Reproduce verbatim every line of the listing from the line containing "data-point [186, 226, 197, 237]" down to the line containing "data-point [470, 330, 480, 340]", including both of those lines.

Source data

***

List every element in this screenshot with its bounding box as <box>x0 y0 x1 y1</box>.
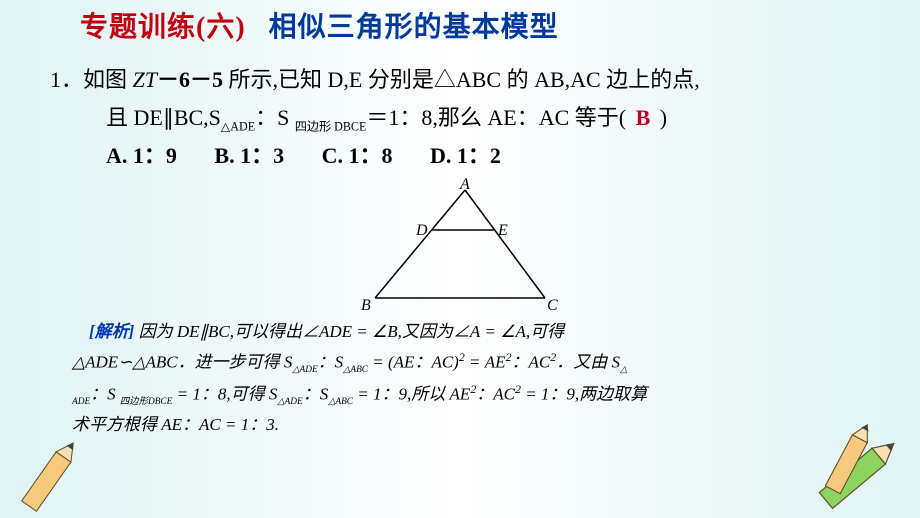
v: S <box>320 384 329 403</box>
sub: △ADE <box>277 397 302 407</box>
t: ： <box>90 384 107 403</box>
v: AC <box>529 352 551 371</box>
ref-i: ZT <box>127 67 157 92</box>
t: △ <box>72 352 85 371</box>
t: = 1：9,两边取算 <box>521 384 647 403</box>
sub: △ABC <box>343 365 368 375</box>
v: S <box>335 352 344 371</box>
problem-line2: 且 DE∥BC,S△ADE：S 四边形 DBCE＝1：8,那么 AE：AC 等于… <box>50 99 880 137</box>
svg-text:E: E <box>497 222 508 239</box>
t: ： <box>182 415 199 434</box>
t: 所示,已知 D,E 分别是△ABC 的 AB,AC 边上的点, <box>229 67 700 92</box>
problem-number: 1． <box>50 67 83 92</box>
svg-text:D: D <box>415 222 428 239</box>
t: = ∠ <box>352 322 387 341</box>
t: 因为 <box>139 322 177 341</box>
t: ： <box>476 384 493 403</box>
options-row: A. 1：9 B. 1：3 C. 1：8 D. 1：2 <box>50 137 880 174</box>
t: 如图 <box>83 67 127 92</box>
t: = <box>465 352 485 371</box>
ref-n: －6－5 <box>157 67 229 92</box>
v: ADE <box>85 352 118 371</box>
v: DE <box>177 322 200 341</box>
t: ∽△ <box>118 352 145 371</box>
v: AC <box>493 384 515 403</box>
sub: △ <box>620 365 627 375</box>
t: ： <box>414 352 431 371</box>
t: = ( <box>368 352 394 371</box>
sub: 四边形 DBCE <box>295 119 367 133</box>
option-d: D. 1：2 <box>430 137 501 174</box>
page-title: 专题训练(六) 相似三角形的基本模型 <box>0 0 920 47</box>
problem-line1: 1．如图 ZT－6－5 所示,已知 D,E 分别是△ABC 的 AB,AC 边上… <box>50 61 880 98</box>
sub: △ABC <box>328 397 353 407</box>
v: A <box>516 322 526 341</box>
v: AE <box>161 415 182 434</box>
svg-text:C: C <box>547 297 558 310</box>
t: ：S <box>255 105 295 130</box>
option-c: C. 1：8 <box>322 137 393 174</box>
v: ADE <box>319 322 352 341</box>
t: = 1：9,所以 <box>353 384 449 403</box>
sub: △ADE <box>292 365 317 375</box>
title-main: 专题训练(六) <box>80 12 246 43</box>
analysis-block: [解析] 因为 DE∥BC,可以得出∠ADE = ∠B,又因为∠A = ∠A,可… <box>0 316 920 440</box>
t: ．进一步可得 <box>178 352 284 371</box>
sub: ADE <box>72 397 90 407</box>
sub: △ADE <box>221 119 255 133</box>
v: BC <box>208 322 230 341</box>
t: ∥ <box>200 322 209 341</box>
pencil-icon-right <box>800 418 920 518</box>
t: ,可得 <box>526 322 564 341</box>
problem-block: 1．如图 ZT－6－5 所示,已知 D,E 分别是△ABC 的 AB,AC 边上… <box>0 47 920 174</box>
title-sub: 相似三角形的基本模型 <box>269 12 559 43</box>
analysis-label: [解析] <box>89 322 134 341</box>
t: ： <box>512 352 529 371</box>
option-a: A. 1：9 <box>106 137 177 174</box>
t: ,又因为∠ <box>398 322 470 341</box>
t: = 1：8,可得 <box>172 384 268 403</box>
t: ＝1：8,那么 AE：AC 等于( <box>366 105 626 130</box>
svg-text:A: A <box>459 178 470 193</box>
v: S <box>107 384 120 403</box>
v: AC <box>199 415 221 434</box>
v: AE <box>485 352 506 371</box>
t: = 1：3. <box>221 415 279 434</box>
v: B <box>387 322 397 341</box>
t: 且 DE∥BC,S <box>106 105 221 130</box>
v: S <box>611 352 620 371</box>
t: ,可以得出∠ <box>230 322 319 341</box>
v: A <box>470 322 480 341</box>
answer: B <box>636 105 651 130</box>
sub: 四边形DBCE <box>120 397 172 407</box>
v: AE <box>450 384 471 403</box>
t: = ∠ <box>480 322 515 341</box>
option-b: B. 1：3 <box>214 137 284 174</box>
svg-text:B: B <box>361 297 371 310</box>
pencil-icon-left <box>0 428 110 518</box>
t: ) <box>660 105 667 130</box>
v: ABC <box>145 352 177 371</box>
v: AC <box>431 352 453 371</box>
t: ： <box>303 384 320 403</box>
analysis-indent <box>72 322 89 341</box>
t: ．又由 <box>556 352 611 371</box>
triangle-figure: A B C D E <box>355 178 565 310</box>
t: ： <box>318 352 335 371</box>
v: AE <box>394 352 415 371</box>
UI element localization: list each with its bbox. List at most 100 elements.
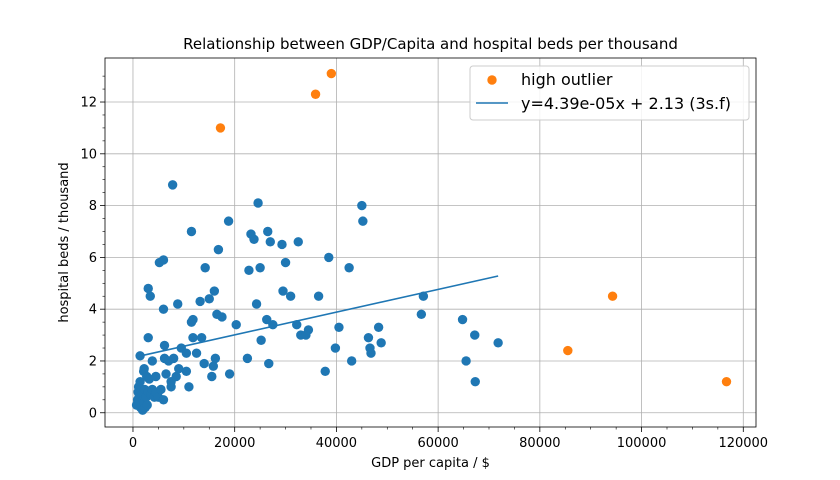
data-point [186, 226, 197, 237]
data-point [313, 291, 324, 301]
data-point [457, 314, 468, 325]
data-point [244, 265, 254, 276]
data-point [171, 371, 181, 382]
data-point [358, 216, 368, 226]
data-point [156, 384, 166, 395]
data-point [249, 234, 259, 244]
data-point [470, 330, 480, 340]
data-point [223, 216, 234, 226]
points-layer [131, 68, 732, 415]
data-point [181, 366, 192, 377]
data-point [191, 348, 202, 358]
y-tick-label: 6 [89, 251, 97, 266]
data-point [199, 358, 209, 369]
y-tick-label: 8 [89, 199, 97, 214]
data-point [280, 257, 291, 268]
legend: high outlier y=4.39e-05x + 2.13 (3s.f) [469, 65, 750, 121]
legend-box [469, 65, 750, 121]
outlier-point [721, 376, 732, 387]
data-point [320, 366, 330, 377]
data-point [265, 237, 275, 247]
data-point [158, 304, 169, 314]
data-point [256, 335, 266, 345]
data-point [207, 371, 217, 382]
legend-outlier-marker [487, 75, 497, 85]
data-point [135, 351, 145, 361]
data-point [251, 299, 262, 309]
x-axis-label: GDP per capita / $ [371, 456, 490, 471]
x-tick-label: 40000 [316, 436, 357, 451]
data-point [135, 376, 145, 387]
y-tick-label: 4 [89, 303, 97, 318]
data-point [196, 332, 207, 343]
data-point [181, 348, 192, 358]
data-point [346, 356, 357, 366]
data-point [210, 353, 221, 364]
data-point [461, 356, 471, 366]
data-point [231, 320, 241, 330]
data-point [278, 286, 288, 296]
x-tick-label: 20000 [214, 436, 255, 451]
outlier-point [563, 345, 573, 356]
data-point [242, 353, 253, 364]
y-tick-label: 12 [80, 96, 97, 111]
data-point [255, 263, 265, 273]
data-point [158, 255, 169, 265]
data-point [145, 291, 155, 301]
data-point [285, 291, 296, 301]
data-point [224, 369, 235, 379]
data-point [264, 358, 274, 369]
data-point [293, 237, 303, 247]
data-point [217, 312, 227, 322]
data-point [195, 296, 205, 307]
data-point [324, 252, 334, 263]
data-point [363, 332, 374, 343]
y-tick-label: 10 [80, 147, 97, 162]
data-point [143, 283, 153, 294]
outlier-point [326, 68, 337, 79]
y-tick-label: 0 [89, 406, 97, 421]
data-point [188, 332, 198, 343]
chart-title: Relationship between GDP/Capita and hosp… [183, 35, 678, 53]
data-point [373, 322, 384, 333]
x-tick-label: 60000 [417, 436, 458, 451]
axis-layer: 0 20000 40000 60000 80000 100000 120000 0 2 4 6 8 10… [80, 57, 768, 451]
data-point [139, 364, 149, 374]
x-tick-label: 120000 [718, 436, 768, 451]
data-point [158, 395, 169, 405]
data-point [357, 200, 367, 211]
data-point [168, 353, 179, 364]
x-tick-label: 0 [129, 436, 137, 451]
data-point [200, 263, 210, 273]
data-point [143, 332, 153, 343]
data-point [330, 343, 341, 353]
data-point [253, 198, 263, 208]
legend-label-trend: y=4.39e-05x + 2.13 (3s.f) [521, 94, 731, 113]
data-point [147, 356, 157, 366]
plot-frame [104, 57, 757, 428]
outlier-point [215, 123, 226, 133]
data-point [173, 299, 183, 309]
data-point [334, 322, 344, 333]
data-point [268, 320, 278, 330]
x-tick-label: 100000 [617, 436, 667, 451]
y-tick-label: 2 [89, 354, 97, 369]
data-point [209, 286, 220, 296]
data-point [208, 361, 219, 371]
data-point [470, 376, 480, 387]
data-point [213, 244, 224, 255]
data-point [376, 338, 386, 348]
data-point [142, 400, 152, 410]
data-point [161, 369, 171, 379]
data-point [416, 309, 427, 320]
y-axis-label: hospital beds / thousand [57, 162, 72, 322]
data-point [204, 294, 214, 304]
data-point [159, 340, 170, 351]
x-tick-label: 80000 [519, 436, 560, 451]
outlier-point [607, 291, 618, 301]
data-point [167, 180, 178, 190]
data-point [418, 291, 429, 301]
data-point [303, 325, 314, 335]
data-point [184, 382, 194, 392]
data-point [292, 320, 302, 330]
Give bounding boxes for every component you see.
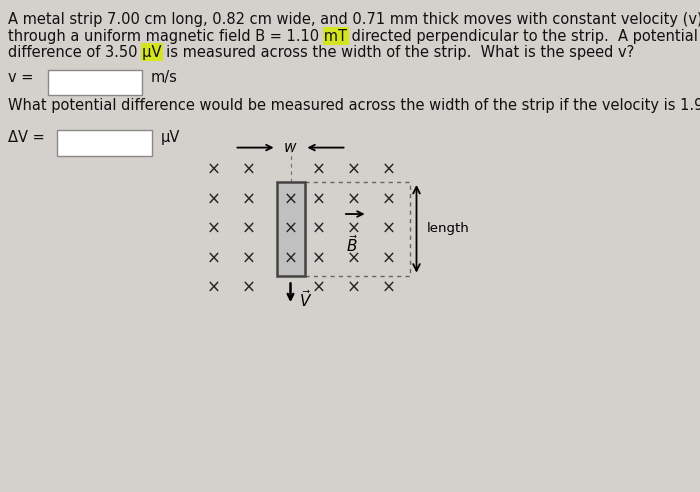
Text: ×: × xyxy=(312,190,326,208)
Text: ×: × xyxy=(206,220,220,238)
Text: μV: μV xyxy=(160,130,180,145)
Text: length: length xyxy=(427,222,470,235)
Bar xyxy=(48,70,142,95)
Bar xyxy=(304,182,410,276)
Text: ×: × xyxy=(382,249,395,267)
Text: ×: × xyxy=(284,249,298,267)
Text: A metal strip 7.00 cm long, 0.82 cm wide, and 0.71 mm thick moves with constant : A metal strip 7.00 cm long, 0.82 cm wide… xyxy=(8,12,700,27)
Text: through a uniform magnetic field B = 1.10 mT directed perpendicular to the strip: through a uniform magnetic field B = 1.1… xyxy=(8,29,699,43)
Text: difference of 3.50: difference of 3.50 xyxy=(8,45,143,60)
Text: ×: × xyxy=(382,190,395,208)
Bar xyxy=(276,182,304,276)
Text: ×: × xyxy=(346,220,360,238)
Text: ×: × xyxy=(206,161,220,179)
Text: μV: μV xyxy=(143,45,162,60)
Text: ×: × xyxy=(312,249,326,267)
Text: v =: v = xyxy=(8,70,34,85)
Text: ×: × xyxy=(346,249,360,267)
Text: ×: × xyxy=(346,190,360,208)
Text: $\vec{V}$: $\vec{V}$ xyxy=(299,289,312,310)
Text: ×: × xyxy=(382,220,395,238)
Text: mT: mT xyxy=(324,29,347,43)
Text: ×: × xyxy=(241,279,255,297)
Text: ΔV =: ΔV = xyxy=(8,130,45,145)
Text: m/s: m/s xyxy=(150,70,177,85)
Text: ×: × xyxy=(312,220,326,238)
Bar xyxy=(57,130,152,156)
Bar xyxy=(323,27,349,45)
Text: ×: × xyxy=(312,279,326,297)
Text: ×: × xyxy=(206,249,220,267)
Bar xyxy=(141,43,163,61)
Text: ×: × xyxy=(206,190,220,208)
Text: ×: × xyxy=(382,161,395,179)
Text: ×: × xyxy=(241,190,255,208)
Text: ×: × xyxy=(241,220,255,238)
Text: ×: × xyxy=(346,279,360,297)
Text: ×: × xyxy=(206,279,220,297)
Text: through a uniform magnetic field B = 1.10: through a uniform magnetic field B = 1.1… xyxy=(8,29,324,43)
Text: $w$: $w$ xyxy=(284,140,298,155)
Text: What potential difference would be measured across the width of the strip if the: What potential difference would be measu… xyxy=(8,98,700,113)
Text: difference of 3.50 μV is measured across the width of the strip.  What is the sp: difference of 3.50 μV is measured across… xyxy=(8,45,635,60)
Text: ×: × xyxy=(284,220,298,238)
Text: ×: × xyxy=(312,161,326,179)
Text: ×: × xyxy=(382,279,395,297)
Text: ×: × xyxy=(346,161,360,179)
Text: ×: × xyxy=(284,190,298,208)
Text: ×: × xyxy=(241,249,255,267)
Text: $\vec{B}$: $\vec{B}$ xyxy=(346,234,359,255)
Text: ×: × xyxy=(241,161,255,179)
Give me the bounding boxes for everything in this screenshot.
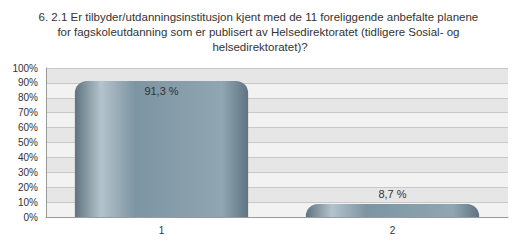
svg-text:60%: 60%	[18, 122, 38, 133]
svg-text:100%: 100%	[12, 63, 38, 74]
svg-text:2: 2	[390, 225, 396, 236]
svg-text:20%: 20%	[18, 182, 38, 193]
svg-text:30%: 30%	[18, 167, 38, 178]
svg-text:for fagskoleutdanning som er p: for fagskoleutdanning som er publisert a…	[57, 26, 462, 38]
svg-text:1: 1	[159, 225, 165, 236]
svg-text:91,3 %: 91,3 %	[144, 85, 178, 97]
svg-text:helsedirektoratet)?: helsedirektoratet)?	[212, 41, 307, 53]
svg-text:10%: 10%	[18, 197, 38, 208]
svg-text:8,7 %: 8,7 %	[378, 188, 406, 200]
svg-text:90%: 90%	[18, 77, 38, 88]
svg-text:70%: 70%	[18, 107, 38, 118]
svg-text:80%: 80%	[18, 92, 38, 103]
svg-text:50%: 50%	[18, 137, 38, 148]
svg-text:40%: 40%	[18, 152, 38, 163]
svg-text:0%: 0%	[24, 212, 39, 223]
svg-text:6. 2.1 Er tilbyder/utdanningsi: 6. 2.1 Er tilbyder/utdanningsinstitusjon…	[39, 11, 482, 23]
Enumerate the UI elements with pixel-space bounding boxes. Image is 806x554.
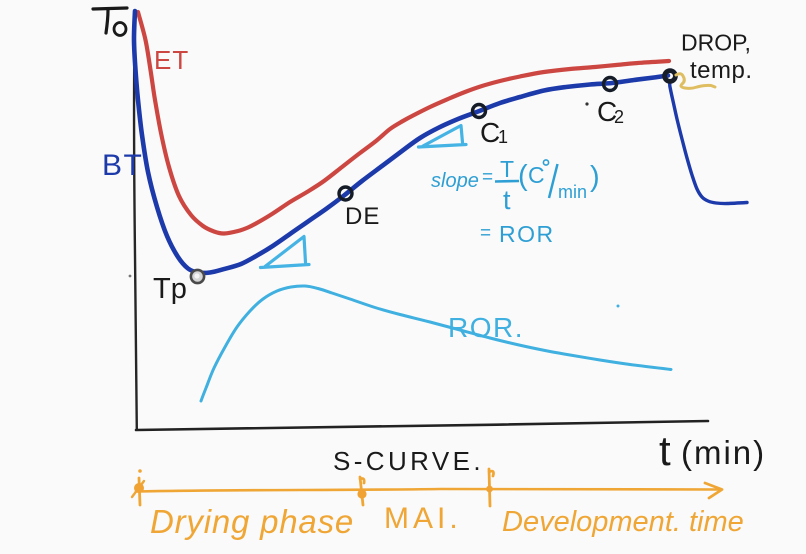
svg-text:Tp: Tp [153,273,187,305]
svg-text:S-CURVE.: S-CURVE. [333,446,484,476]
svg-text:=: = [482,167,493,188]
svg-text:(min): (min) [681,434,766,471]
svg-text:C: C [480,117,500,148]
svg-text:Development. time: Development. time [502,506,744,538]
svg-text:DE: DE [345,203,380,230]
svg-text:min: min [558,182,587,202]
svg-text:temp.: temp. [690,57,753,84]
svg-text:ROR.: ROR. [448,312,524,343]
svg-text:ROR: ROR [499,221,555,247]
svg-text:t: t [503,185,511,215]
svg-text:Drying phase: Drying phase [150,503,354,540]
svg-text:MAI.: MAI. [384,502,462,535]
svg-text:BT: BT [102,149,143,182]
svg-text:DROP,: DROP, [681,30,751,56]
svg-text:): ) [590,161,600,193]
svg-text:C: C [528,162,545,188]
svg-text:t: t [659,427,671,474]
svg-text:1: 1 [498,127,508,147]
svg-text:slope: slope [431,170,479,192]
svg-text:2: 2 [614,107,624,127]
svg-text:(: ( [518,160,528,192]
svg-text:=: = [480,223,491,244]
svg-text:ET: ET [154,45,189,75]
svg-text:C: C [597,96,617,127]
svg-text:T: T [500,156,514,182]
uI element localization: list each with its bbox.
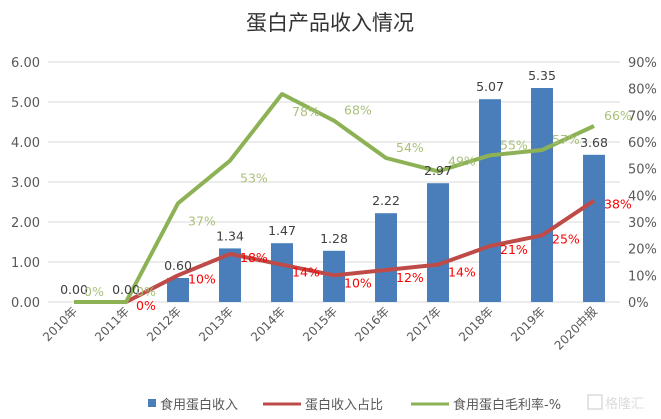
bar-label: 1.47 (268, 223, 296, 238)
legend-label: 食用蛋白收入 (160, 397, 238, 413)
x-tick-label: 2010年 (40, 304, 80, 344)
y-right-tick: 20% (628, 243, 657, 258)
margin-label: 53% (240, 171, 268, 186)
y-right-tick: 0% (628, 296, 649, 311)
bar-label: 2.22 (372, 193, 400, 208)
bar (479, 99, 501, 302)
margin-label: 57% (552, 132, 580, 147)
y-right-tick: 80% (628, 83, 657, 98)
margin-label: 0% (84, 284, 104, 299)
share-label: 25% (552, 231, 580, 246)
bar (427, 183, 449, 302)
x-tick-label: 2016年 (352, 304, 392, 344)
svg-text:格隆汇: 格隆汇 (605, 396, 644, 412)
y-right-tick: 40% (628, 189, 657, 204)
share-label: 38% (604, 197, 632, 212)
x-tick-label: 2011年 (92, 304, 132, 344)
margin-line (74, 92, 595, 304)
bar (583, 154, 605, 302)
y-left-tick: 4.00 (11, 136, 40, 151)
x-tick-label: 2019年 (508, 304, 548, 344)
y-right-tick: 10% (628, 269, 657, 284)
bar (271, 243, 293, 302)
chart-title: 蛋白产品收入情况 (246, 11, 414, 35)
bar-label: 0.00 (112, 282, 140, 297)
share-line (125, 199, 596, 304)
share-label: 18% (240, 250, 268, 265)
legend-label: 食用蛋白毛利率-% (453, 397, 561, 413)
x-tick-label: 2015年 (300, 304, 340, 344)
share-label: 10% (188, 271, 216, 286)
share-label: 0% (136, 298, 156, 313)
margin-label: 54% (396, 140, 424, 155)
margin-label: 78% (292, 104, 320, 119)
margin-label: 68% (344, 103, 372, 118)
margin-label: 37% (188, 213, 216, 228)
legend-swatch (148, 399, 156, 407)
bar (167, 278, 189, 302)
legend: 食用蛋白收入 蛋白收入占比 食用蛋白毛利率-% (148, 397, 561, 413)
share-label: 14% (292, 265, 320, 280)
bar (375, 213, 397, 302)
margin-label: 66% (604, 108, 632, 123)
bar-label: 2.97 (424, 163, 452, 178)
y-right-tick: 30% (628, 216, 657, 231)
y-right-tick: 90% (628, 56, 657, 71)
watermark-logo: 格隆汇 (587, 394, 644, 412)
y-left-tick: 3.00 (11, 176, 40, 191)
margin-label: 55% (500, 137, 528, 152)
margin-label: 49% (448, 153, 476, 168)
y-left-tick: 5.00 (11, 96, 40, 111)
bar-label: 5.35 (528, 68, 556, 83)
x-tick-label: 2017年 (404, 304, 444, 344)
margin-label: 0% (136, 284, 156, 299)
share-label: 14% (448, 265, 476, 280)
y-left-tick: 2.00 (11, 216, 40, 231)
legend-label: 蛋白收入占比 (305, 397, 383, 413)
bar-label: 0.60 (164, 258, 192, 273)
bar-label: 0.00 (60, 282, 88, 297)
y-left-tick: 6.00 (11, 56, 40, 71)
share-label: 10% (344, 275, 372, 290)
x-tick-label: 2020中报 (551, 304, 600, 353)
x-tick-label: 2013年 (196, 304, 236, 344)
bar-label: 1.34 (216, 228, 244, 243)
bar (531, 88, 553, 302)
x-tick-label: 2018年 (456, 304, 496, 344)
share-label: 21% (500, 242, 528, 257)
y-right-tick: 50% (628, 163, 657, 178)
y-right-tick: 70% (628, 109, 657, 124)
bar-label: 3.68 (580, 135, 608, 150)
bar (219, 248, 241, 302)
share-label: 12% (396, 270, 424, 285)
y-right-tick: 60% (628, 136, 657, 151)
y-left-tick: 1.00 (11, 256, 40, 271)
bar-label: 1.28 (320, 231, 348, 246)
x-tick-label: 2014年 (248, 304, 288, 344)
bar-label: 5.07 (476, 79, 504, 94)
y-left-tick: 0.00 (11, 296, 40, 311)
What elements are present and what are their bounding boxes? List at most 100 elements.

***

> _Solution for this exercise_:
data-point [186, 226, 197, 237]
data-point [313, 291, 324, 301]
data-point [457, 314, 468, 325]
data-point [244, 265, 254, 276]
data-point [171, 371, 181, 382]
data-point [358, 216, 368, 226]
data-point [156, 384, 166, 395]
data-point [249, 234, 259, 244]
data-point [470, 330, 480, 340]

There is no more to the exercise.